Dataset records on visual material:
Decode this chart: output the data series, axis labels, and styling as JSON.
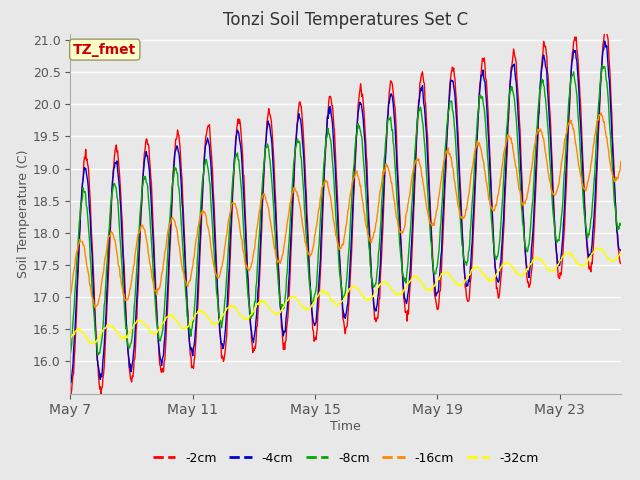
{
  "title": "Tonzi Soil Temperatures Set C",
  "xlabel": "Time",
  "ylabel": "Soil Temperature (C)",
  "ylim": [
    15.5,
    21.1
  ],
  "yticks": [
    16.0,
    16.5,
    17.0,
    17.5,
    18.0,
    18.5,
    19.0,
    19.5,
    20.0,
    20.5,
    21.0
  ],
  "xtick_labels": [
    "May 7",
    "May 11",
    "May 15",
    "May 19",
    "May 23"
  ],
  "xtick_positions": [
    0,
    4,
    8,
    12,
    16
  ],
  "xlim": [
    0,
    18
  ],
  "colors": {
    "-2cm": "#ff0000",
    "-4cm": "#0000cc",
    "-8cm": "#00aa00",
    "-16cm": "#ff8800",
    "-32cm": "#ffff00"
  },
  "label_box_text": "TZ_fmet",
  "label_box_facecolor": "#ffffcc",
  "label_box_edgecolor": "#999966",
  "label_box_textcolor": "#cc0000",
  "fig_facecolor": "#e8e8e8",
  "ax_facecolor": "#e8e8e8",
  "grid_color": "#ffffff",
  "n_days": 18,
  "spd": 48,
  "base_start": 17.3,
  "trend_per_day": 0.115,
  "amp_2cm": 1.85,
  "amp_4cm": 1.65,
  "amp_8cm": 1.3,
  "amp_16cm": 0.55,
  "amp_32cm": 0.12,
  "phase_2cm": 0.0,
  "phase_4cm": 0.12,
  "phase_8cm": 0.42,
  "phase_16cm": 1.05,
  "phase_32cm": 0.0,
  "start_32cm": 16.35,
  "trend_32cm": 0.075
}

TASK GOAL: Copy every entry word for word, but omit the pictures.

RESULT:
Decode this chart: output the data series, axis labels, and styling as JSON.
{
  "title": "Tonzi Soil Temperatures Set C",
  "xlabel": "Time",
  "ylabel": "Soil Temperature (C)",
  "ylim": [
    15.5,
    21.1
  ],
  "yticks": [
    16.0,
    16.5,
    17.0,
    17.5,
    18.0,
    18.5,
    19.0,
    19.5,
    20.0,
    20.5,
    21.0
  ],
  "xtick_labels": [
    "May 7",
    "May 11",
    "May 15",
    "May 19",
    "May 23"
  ],
  "xtick_positions": [
    0,
    4,
    8,
    12,
    16
  ],
  "xlim": [
    0,
    18
  ],
  "colors": {
    "-2cm": "#ff0000",
    "-4cm": "#0000cc",
    "-8cm": "#00aa00",
    "-16cm": "#ff8800",
    "-32cm": "#ffff00"
  },
  "label_box_text": "TZ_fmet",
  "label_box_facecolor": "#ffffcc",
  "label_box_edgecolor": "#999966",
  "label_box_textcolor": "#cc0000",
  "fig_facecolor": "#e8e8e8",
  "ax_facecolor": "#e8e8e8",
  "grid_color": "#ffffff",
  "n_days": 18,
  "spd": 48,
  "base_start": 17.3,
  "trend_per_day": 0.115,
  "amp_2cm": 1.85,
  "amp_4cm": 1.65,
  "amp_8cm": 1.3,
  "amp_16cm": 0.55,
  "amp_32cm": 0.12,
  "phase_2cm": 0.0,
  "phase_4cm": 0.12,
  "phase_8cm": 0.42,
  "phase_16cm": 1.05,
  "phase_32cm": 0.0,
  "start_32cm": 16.35,
  "trend_32cm": 0.075
}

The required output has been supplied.